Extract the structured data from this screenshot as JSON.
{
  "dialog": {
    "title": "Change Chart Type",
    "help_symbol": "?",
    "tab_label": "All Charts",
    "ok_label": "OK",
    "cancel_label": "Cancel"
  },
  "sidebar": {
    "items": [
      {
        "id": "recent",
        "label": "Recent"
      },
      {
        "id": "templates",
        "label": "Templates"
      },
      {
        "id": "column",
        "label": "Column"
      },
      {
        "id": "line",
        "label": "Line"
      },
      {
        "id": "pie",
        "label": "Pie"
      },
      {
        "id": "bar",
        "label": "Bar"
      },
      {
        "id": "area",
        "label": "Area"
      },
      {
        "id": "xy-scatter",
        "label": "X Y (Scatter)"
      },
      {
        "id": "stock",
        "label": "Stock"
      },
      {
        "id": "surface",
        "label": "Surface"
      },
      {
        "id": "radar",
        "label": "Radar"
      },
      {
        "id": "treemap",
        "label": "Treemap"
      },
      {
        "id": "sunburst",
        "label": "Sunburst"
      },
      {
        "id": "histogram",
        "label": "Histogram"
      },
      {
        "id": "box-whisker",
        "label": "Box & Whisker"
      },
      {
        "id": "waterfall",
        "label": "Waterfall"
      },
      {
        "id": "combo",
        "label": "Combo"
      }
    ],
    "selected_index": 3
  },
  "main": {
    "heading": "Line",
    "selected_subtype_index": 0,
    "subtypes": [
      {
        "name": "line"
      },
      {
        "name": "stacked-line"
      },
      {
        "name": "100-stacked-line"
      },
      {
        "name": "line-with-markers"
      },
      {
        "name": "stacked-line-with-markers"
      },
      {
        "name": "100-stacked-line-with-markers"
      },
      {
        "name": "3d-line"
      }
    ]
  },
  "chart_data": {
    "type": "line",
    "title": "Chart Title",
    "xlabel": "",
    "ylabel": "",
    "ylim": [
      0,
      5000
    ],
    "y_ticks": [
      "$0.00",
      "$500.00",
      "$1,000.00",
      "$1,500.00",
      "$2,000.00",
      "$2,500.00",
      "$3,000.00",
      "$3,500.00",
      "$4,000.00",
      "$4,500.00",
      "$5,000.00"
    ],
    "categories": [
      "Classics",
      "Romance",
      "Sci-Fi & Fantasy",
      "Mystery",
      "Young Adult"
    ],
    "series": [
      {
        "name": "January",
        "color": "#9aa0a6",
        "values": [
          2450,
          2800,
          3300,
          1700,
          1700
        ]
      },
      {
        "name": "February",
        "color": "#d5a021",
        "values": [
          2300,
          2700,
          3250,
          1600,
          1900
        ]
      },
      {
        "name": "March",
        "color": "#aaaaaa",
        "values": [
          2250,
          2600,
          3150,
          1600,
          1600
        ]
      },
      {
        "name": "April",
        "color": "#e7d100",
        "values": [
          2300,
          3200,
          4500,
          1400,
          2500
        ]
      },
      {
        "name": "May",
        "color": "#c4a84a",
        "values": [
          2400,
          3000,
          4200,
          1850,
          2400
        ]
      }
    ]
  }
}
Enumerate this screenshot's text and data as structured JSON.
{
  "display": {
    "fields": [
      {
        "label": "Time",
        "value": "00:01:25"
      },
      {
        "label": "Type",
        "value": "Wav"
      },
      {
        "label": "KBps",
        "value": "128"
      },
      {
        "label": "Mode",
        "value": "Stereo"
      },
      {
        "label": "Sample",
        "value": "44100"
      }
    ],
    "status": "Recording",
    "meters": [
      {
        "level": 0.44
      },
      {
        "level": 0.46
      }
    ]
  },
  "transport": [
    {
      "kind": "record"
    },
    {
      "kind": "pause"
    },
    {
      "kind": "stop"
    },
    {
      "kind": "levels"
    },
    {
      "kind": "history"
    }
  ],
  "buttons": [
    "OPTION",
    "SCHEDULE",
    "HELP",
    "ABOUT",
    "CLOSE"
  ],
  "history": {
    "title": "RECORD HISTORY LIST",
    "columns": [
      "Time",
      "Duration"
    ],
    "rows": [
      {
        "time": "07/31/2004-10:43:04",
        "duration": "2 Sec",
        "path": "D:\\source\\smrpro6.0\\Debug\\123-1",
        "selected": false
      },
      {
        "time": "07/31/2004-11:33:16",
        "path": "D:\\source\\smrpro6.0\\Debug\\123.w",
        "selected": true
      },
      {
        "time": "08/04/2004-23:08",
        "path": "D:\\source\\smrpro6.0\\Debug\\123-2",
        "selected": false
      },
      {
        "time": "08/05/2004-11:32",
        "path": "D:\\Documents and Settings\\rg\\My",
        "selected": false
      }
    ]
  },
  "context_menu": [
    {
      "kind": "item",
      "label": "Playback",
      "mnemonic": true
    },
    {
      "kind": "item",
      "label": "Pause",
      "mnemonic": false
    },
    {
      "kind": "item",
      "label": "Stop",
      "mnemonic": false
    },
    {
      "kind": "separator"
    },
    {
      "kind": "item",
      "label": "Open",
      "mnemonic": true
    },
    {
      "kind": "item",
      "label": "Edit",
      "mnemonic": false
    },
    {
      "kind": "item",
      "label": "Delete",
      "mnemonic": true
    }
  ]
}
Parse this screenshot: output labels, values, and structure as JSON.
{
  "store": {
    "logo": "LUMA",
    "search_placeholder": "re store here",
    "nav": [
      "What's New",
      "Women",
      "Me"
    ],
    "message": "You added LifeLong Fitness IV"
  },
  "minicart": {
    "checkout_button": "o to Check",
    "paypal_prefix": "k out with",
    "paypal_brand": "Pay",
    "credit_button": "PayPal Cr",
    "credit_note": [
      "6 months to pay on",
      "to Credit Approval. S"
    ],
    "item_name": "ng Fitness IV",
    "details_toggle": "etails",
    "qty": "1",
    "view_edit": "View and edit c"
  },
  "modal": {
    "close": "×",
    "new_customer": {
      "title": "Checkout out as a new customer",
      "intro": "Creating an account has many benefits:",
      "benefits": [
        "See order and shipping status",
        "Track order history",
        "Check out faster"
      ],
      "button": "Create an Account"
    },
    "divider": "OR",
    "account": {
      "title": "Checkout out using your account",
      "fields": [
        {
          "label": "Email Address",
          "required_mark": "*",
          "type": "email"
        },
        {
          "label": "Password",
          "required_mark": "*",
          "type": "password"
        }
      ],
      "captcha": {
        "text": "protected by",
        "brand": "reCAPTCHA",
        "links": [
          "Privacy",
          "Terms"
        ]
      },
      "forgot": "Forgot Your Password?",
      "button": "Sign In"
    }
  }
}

______

WHAT THIS TASK INVOLVES
Send back every record, precisely as written.

ANSWER TO THE EXERCISE
Extract the structured data from this screenshot as JSON.
{
  "dialog": {
    "title": "Change Chart Type",
    "help_symbol": "?",
    "tab_label": "All Charts",
    "ok_label": "OK",
    "cancel_label": "Cancel"
  },
  "sidebar": {
    "items": [
      {
        "id": "recent",
        "label": "Recent"
      },
      {
        "id": "templates",
        "label": "Templates"
      },
      {
        "id": "column",
        "label": "Column"
      },
      {
        "id": "line",
        "label": "Line"
      },
      {
        "id": "pie",
        "label": "Pie"
      },
      {
        "id": "bar",
        "label": "Bar"
      },
      {
        "id": "area",
        "label": "Area"
      },
      {
        "id": "xy-scatter",
        "label": "X Y (Scatter)"
      },
      {
        "id": "stock",
        "label": "Stock"
      },
      {
        "id": "surface",
        "label": "Surface"
      },
      {
        "id": "radar",
        "label": "Radar"
      },
      {
        "id": "treemap",
        "label": "Treemap"
      },
      {
        "id": "sunburst",
        "label": "Sunburst"
      },
      {
        "id": "histogram",
        "label": "Histogram"
      },
      {
        "id": "box-whisker",
        "label": "Box & Whisker"
      },
      {
        "id": "waterfall",
        "label": "Waterfall"
      },
      {
        "id": "combo",
        "label": "Combo"
      }
    ],
    "selected_index": 3
  },
  "main": {
    "heading": "Line",
    "selected_subtype_index": 0,
    "subtypes": [
      {
        "name": "line"
      },
      {
        "name": "stacked-line"
      },
      {
        "name": "100-stacked-line"
      },
      {
        "name": "line-with-markers"
      },
      {
        "name": "stacked-line-with-markers"
      },
      {
        "name": "100-stacked-line-with-markers"
      },
      {
        "name": "3d-line"
      }
    ]
  },
  "chart_data": {
    "type": "line",
    "title": "Chart Title",
    "xlabel": "",
    "ylabel": "",
    "ylim": [
      0,
      5000
    ],
    "y_ticks": [
      "$0.00",
      "$500.00",
      "$1,000.00",
      "$1,500.00",
      "$2,000.00",
      "$2,500.00",
      "$3,000.00",
      "$3,500.00",
      "$4,000.00",
      "$4,500.00",
      "$5,000.00"
    ],
    "categories": [
      "Classics",
      "Romance",
      "Sci-Fi & Fantasy",
      "Mystery",
      "Young Adult"
    ],
    "series": [
      {
        "name": "January",
        "color": "#9aa0a6",
        "values": [
          2450,
          2800,
          3300,
          1700,
          1700
        ]
      },
      {
        "name": "February",
        "color": "#d5a021",
        "values": [
          2300,
          2700,
          3250,
          1600,
          1900
        ]
      },
      {
        "name": "March",
        "color": "#aaaaaa",
        "values": [
          2250,
          2600,
          3150,
          1600,
          1600
        ]
      },
      {
        "name": "April",
        "color": "#e7d100",
        "values": [
          2300,
          3200,
          4500,
          1400,
          2500
        ]
      },
      {
        "name": "May",
        "color": "#c4a84a",
        "values": [
          2400,
          3000,
          4200,
          1850,
          2400
        ]
      }
    ]
  }
}
Enumerate this screenshot's text and data as structured JSON.
{
  "display": {
    "fields": [
      {
        "label": "Time",
        "value": "00:01:25"
      },
      {
        "label": "Type",
        "value": "Wav"
      },
      {
        "label": "KBps",
        "value": "128"
      },
      {
        "label": "Mode",
        "value": "Stereo"
      },
      {
        "label": "Sample",
        "value": "44100"
      }
    ],
    "status": "Recording",
    "meters": [
      {
        "level": 0.44
      },
      {
        "level": 0.46
      }
    ]
  },
  "transport": [
    {
      "kind": "record"
    },
    {
      "kind": "pause"
    },
    {
      "kind": "stop"
    },
    {
      "kind": "levels"
    },
    {
      "kind": "history"
    }
  ],
  "buttons": [
    "OPTION",
    "SCHEDULE",
    "HELP",
    "ABOUT",
    "CLOSE"
  ],
  "history": {
    "title": "RECORD HISTORY LIST",
    "columns": [
      "Time",
      "Duration"
    ],
    "rows": [
      {
        "time": "07/31/2004-10:43:04",
        "duration": "2 Sec",
        "path": "D:\\source\\smrpro6.0\\Debug\\123-1",
        "selected": false
      },
      {
        "time": "07/31/2004-11:33:16",
        "path": "D:\\source\\smrpro6.0\\Debug\\123.w",
        "selected": true
      },
      {
        "time": "08/04/2004-23:08",
        "path": "D:\\source\\smrpro6.0\\Debug\\123-2",
        "selected": false
      },
      {
        "time": "08/05/2004-11:32",
        "path": "D:\\Documents and Settings\\rg\\My",
        "selected": false
      }
    ]
  },
  "context_menu": [
    {
      "kind": "item",
      "label": "Playback",
      "mnemonic": true
    },
    {
      "kind": "item",
      "label": "Pause",
      "mnemonic": false
    },
    {
      "kind": "item",
      "label": "Stop",
      "mnemonic": false
    },
    {
      "kind": "separator"
    },
    {
      "kind": "item",
      "label": "Open",
      "mnemonic": true
    },
    {
      "kind": "item",
      "label": "Edit",
      "mnemonic": false
    },
    {
      "kind": "item",
      "label": "Delete",
      "mnemonic": true
    }
  ]
}
Parse this screenshot: output labels, values, and structure as JSON.
{
  "store": {
    "logo": "LUMA",
    "search_placeholder": "re store here",
    "nav": [
      "What's New",
      "Women",
      "Me"
    ],
    "message": "You added LifeLong Fitness IV"
  },
  "minicart": {
    "checkout_button": "o to Check",
    "paypal_prefix": "k out with",
    "paypal_brand": "Pay",
    "credit_button": "PayPal Cr",
    "credit_note": [
      "6 months to pay on",
      "to Credit Approval. S"
    ],
    "item_name": "ng Fitness IV",
    "details_toggle": "etails",
    "qty": "1",
    "view_edit": "View and edit c"
  },
  "modal": {
    "close": "×",
    "new_customer": {
      "title": "Checkout out as a new customer",
      "intro": "Creating an account has many benefits:",
      "benefits": [
        "See order and shipping status",
        "Track order history",
        "Check out faster"
      ],
      "button": "Create an Account"
    },
    "divider": "OR",
    "account": {
      "title": "Checkout out using your account",
      "fields": [
        {
          "label": "Email Address",
          "required_mark": "*",
          "type": "email"
        },
        {
          "label": "Password",
          "required_mark": "*",
          "type": "password"
        }
      ],
      "captcha": {
        "text": "protected by",
        "brand": "reCAPTCHA",
        "links": [
          "Privacy",
          "Terms"
        ]
      },
      "forgot": "Forgot Your Password?",
      "button": "Sign In"
    }
  }
}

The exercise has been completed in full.